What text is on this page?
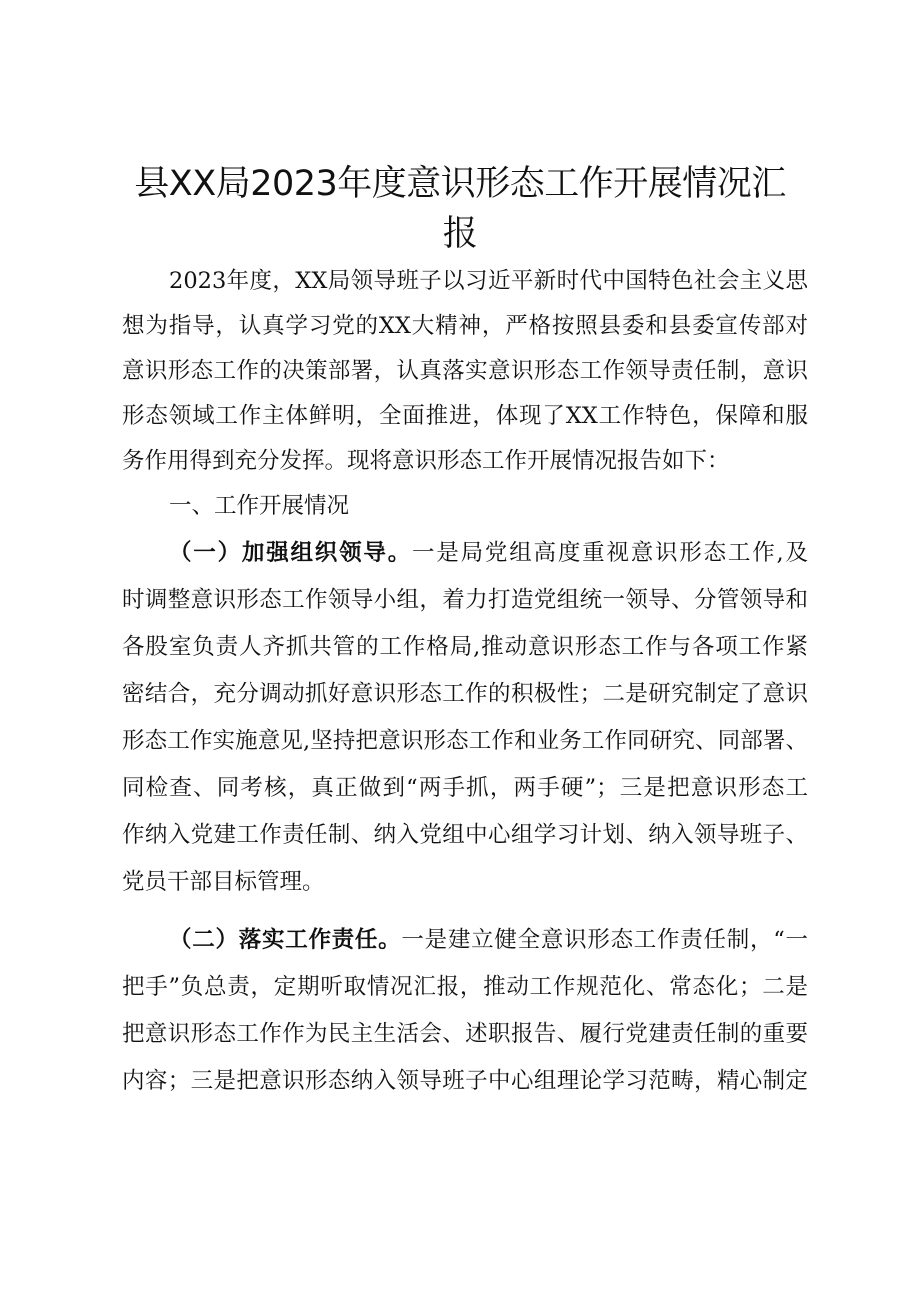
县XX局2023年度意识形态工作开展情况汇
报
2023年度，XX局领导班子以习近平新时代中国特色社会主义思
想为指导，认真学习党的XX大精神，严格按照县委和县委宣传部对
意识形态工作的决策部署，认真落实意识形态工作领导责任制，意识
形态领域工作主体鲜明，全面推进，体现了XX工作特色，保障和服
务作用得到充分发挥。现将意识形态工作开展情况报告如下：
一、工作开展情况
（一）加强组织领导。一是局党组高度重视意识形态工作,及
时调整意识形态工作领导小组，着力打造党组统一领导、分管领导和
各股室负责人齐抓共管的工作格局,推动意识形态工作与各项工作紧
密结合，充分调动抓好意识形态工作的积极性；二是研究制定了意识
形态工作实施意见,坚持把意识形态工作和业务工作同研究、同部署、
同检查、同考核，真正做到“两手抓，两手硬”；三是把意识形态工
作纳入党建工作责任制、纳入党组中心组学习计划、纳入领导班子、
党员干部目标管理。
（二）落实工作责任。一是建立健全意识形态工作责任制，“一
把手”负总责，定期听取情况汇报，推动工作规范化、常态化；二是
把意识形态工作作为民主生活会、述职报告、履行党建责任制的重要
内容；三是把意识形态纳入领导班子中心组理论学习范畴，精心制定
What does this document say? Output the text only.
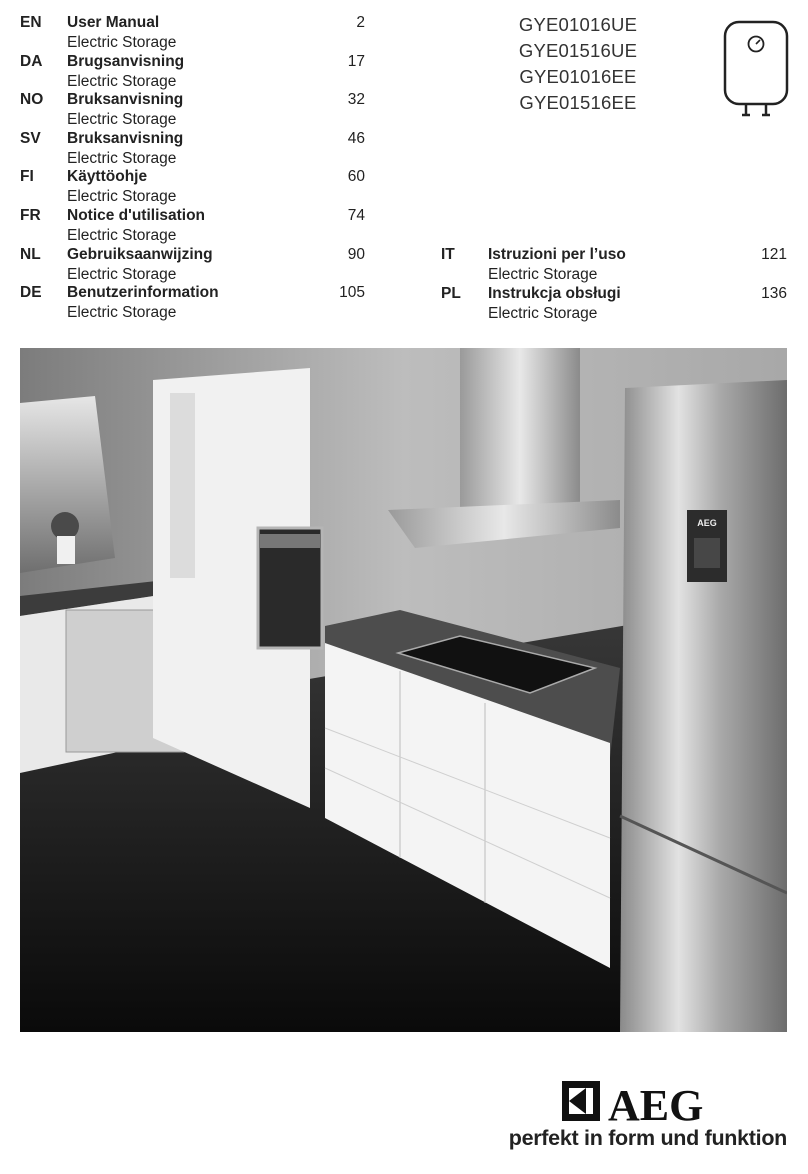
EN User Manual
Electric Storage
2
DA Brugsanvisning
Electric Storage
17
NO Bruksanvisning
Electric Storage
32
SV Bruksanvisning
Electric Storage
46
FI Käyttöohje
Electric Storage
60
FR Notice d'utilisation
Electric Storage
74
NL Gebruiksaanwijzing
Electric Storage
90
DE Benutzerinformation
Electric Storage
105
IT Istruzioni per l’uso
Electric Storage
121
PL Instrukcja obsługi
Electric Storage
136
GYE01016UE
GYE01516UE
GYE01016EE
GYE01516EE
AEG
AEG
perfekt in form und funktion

**Stated task**
Leave out the pictures and output every record above precisely as given.

**Complete output**
What text is on this page?
县XX局2023年度意识形态工作开展情况汇
报
2023年度，XX局领导班子以习近平新时代中国特色社会主义思
想为指导，认真学习党的XX大精神，严格按照县委和县委宣传部对
意识形态工作的决策部署，认真落实意识形态工作领导责任制，意识
形态领域工作主体鲜明，全面推进，体现了XX工作特色，保障和服
务作用得到充分发挥。现将意识形态工作开展情况报告如下：
一、工作开展情况
（一）加强组织领导。一是局党组高度重视意识形态工作,及
时调整意识形态工作领导小组，着力打造党组统一领导、分管领导和
各股室负责人齐抓共管的工作格局,推动意识形态工作与各项工作紧
密结合，充分调动抓好意识形态工作的积极性；二是研究制定了意识
形态工作实施意见,坚持把意识形态工作和业务工作同研究、同部署、
同检查、同考核，真正做到“两手抓，两手硬”；三是把意识形态工
作纳入党建工作责任制、纳入党组中心组学习计划、纳入领导班子、
党员干部目标管理。
（二）落实工作责任。一是建立健全意识形态工作责任制，“一
把手”负总责，定期听取情况汇报，推动工作规范化、常态化；二是
把意识形态工作作为民主生活会、述职报告、履行党建责任制的重要
内容；三是把意识形态纳入领导班子中心组理论学习范畴，精心制定
What does this document say? Output the text only.
EN User Manual
Electric Storage
2
DA Brugsanvisning
Electric Storage
17
NO Bruksanvisning
Electric Storage
32
SV Bruksanvisning
Electric Storage
46
FI Käyttöohje
Electric Storage
60
FR Notice d'utilisation
Electric Storage
74
NL Gebruiksaanwijzing
Electric Storage
90
DE Benutzerinformation
Electric Storage
105
IT Istruzioni per l’uso
Electric Storage
121
PL Instrukcja obsługi
Electric Storage
136
GYE01016UE
GYE01516UE
GYE01016EE
GYE01516EE
AEG
AEG
perfekt in form und funktion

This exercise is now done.